**Goal**.
Pick out each line in the listing below that contains the string "series" and copy it out in full.

(Records from a collection)
================
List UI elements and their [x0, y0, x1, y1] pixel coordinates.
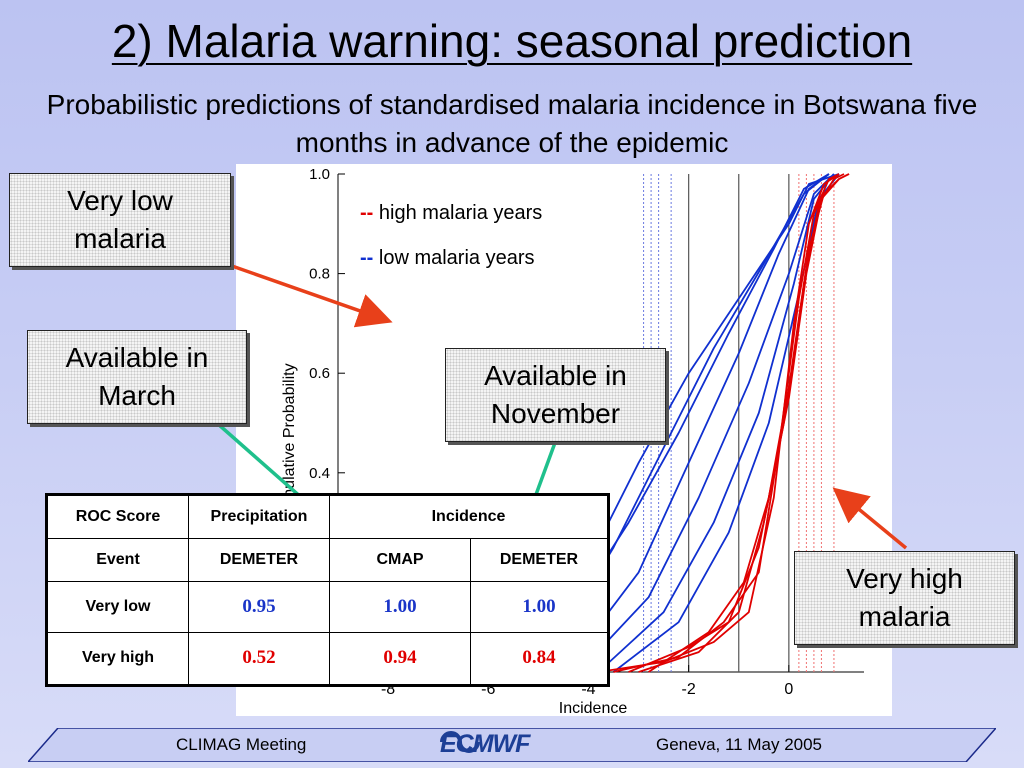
row-label-very-low: Very low	[46, 580, 189, 633]
ecmwf-logo: ECMWF	[440, 730, 530, 758]
table-row: Very high 0.52 0.94 0.84	[46, 631, 609, 687]
y-tick-label-0: 0.4	[309, 465, 330, 482]
score-very-high-1: 0.52	[188, 631, 330, 687]
legend-high: -- high malaria years	[360, 202, 542, 225]
roc-score-table: ROC Score Precipitation Incidence Event …	[45, 493, 610, 687]
event-cmap: CMAP	[329, 538, 471, 582]
series-line-low-4	[577, 173, 835, 673]
callout-very-low: Very low malaria	[9, 173, 231, 267]
event-label: Event	[46, 538, 189, 582]
table-row: ROC Score Precipitation Incidence	[46, 493, 609, 540]
series-line-high-11	[648, 173, 850, 673]
callout-march: Available in March	[27, 330, 247, 424]
legend-low-dash: --	[360, 247, 374, 269]
score-very-low-1: 0.95	[188, 580, 330, 633]
score-very-low-3: 1.00	[470, 580, 609, 633]
x-tick-label-3: -2	[682, 681, 696, 698]
x-axis-label: Incidence	[559, 700, 628, 716]
legend-high-dash: --	[360, 202, 374, 224]
slide-subtitle: Probabilistic predictions of standardise…	[46, 89, 978, 158]
table-row: Event DEMETER CMAP DEMETER	[46, 538, 609, 582]
y-tick-label-3: 1.0	[309, 166, 330, 183]
callout-very-high: Very high malaria	[794, 551, 1015, 645]
series-line-low-5	[597, 173, 835, 673]
table-row: Very low 0.95 1.00 1.00	[46, 580, 609, 633]
y-tick-label-1: 0.6	[309, 365, 330, 382]
header-roc-score: ROC Score	[46, 493, 189, 540]
footer-bar: CLIMAG Meeting ECMWF Geneva, 11 May 2005	[28, 728, 996, 762]
score-very-high-2: 0.94	[329, 631, 471, 687]
score-very-low-2: 1.00	[329, 580, 471, 633]
header-incidence: Incidence	[329, 493, 609, 540]
ecmwf-swirl-icon	[440, 731, 480, 753]
footer-date: Geneva, 11 May 2005	[656, 735, 823, 754]
event-demeter-precip: DEMETER	[188, 538, 330, 582]
event-demeter-incidence: DEMETER	[470, 538, 609, 582]
legend-low: -- low malaria years	[360, 247, 535, 270]
header-precipitation: Precipitation	[188, 493, 330, 540]
series-line-low-3	[562, 173, 830, 673]
row-label-very-high: Very high	[46, 631, 189, 687]
footer-meeting: CLIMAG Meeting	[176, 735, 307, 754]
y-tick-label-2: 0.8	[309, 266, 330, 283]
callout-november: Available in November	[445, 348, 666, 442]
legend-low-label: low malaria years	[378, 247, 535, 269]
score-very-high-3: 0.84	[470, 631, 609, 687]
x-tick-label-4: 0	[784, 681, 793, 698]
series-line-low-2	[547, 173, 830, 648]
slide-title: 2) Malaria warning: seasonal prediction	[111, 15, 913, 67]
legend-high-label: high malaria years	[378, 202, 543, 224]
footer-shape	[28, 728, 996, 762]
================
**Expected output**.
series-line-low-4	[577, 173, 835, 673]
series-line-high-11	[648, 173, 850, 673]
series-line-low-5	[597, 173, 835, 673]
series-line-low-3	[562, 173, 830, 673]
series-line-low-2	[547, 173, 830, 648]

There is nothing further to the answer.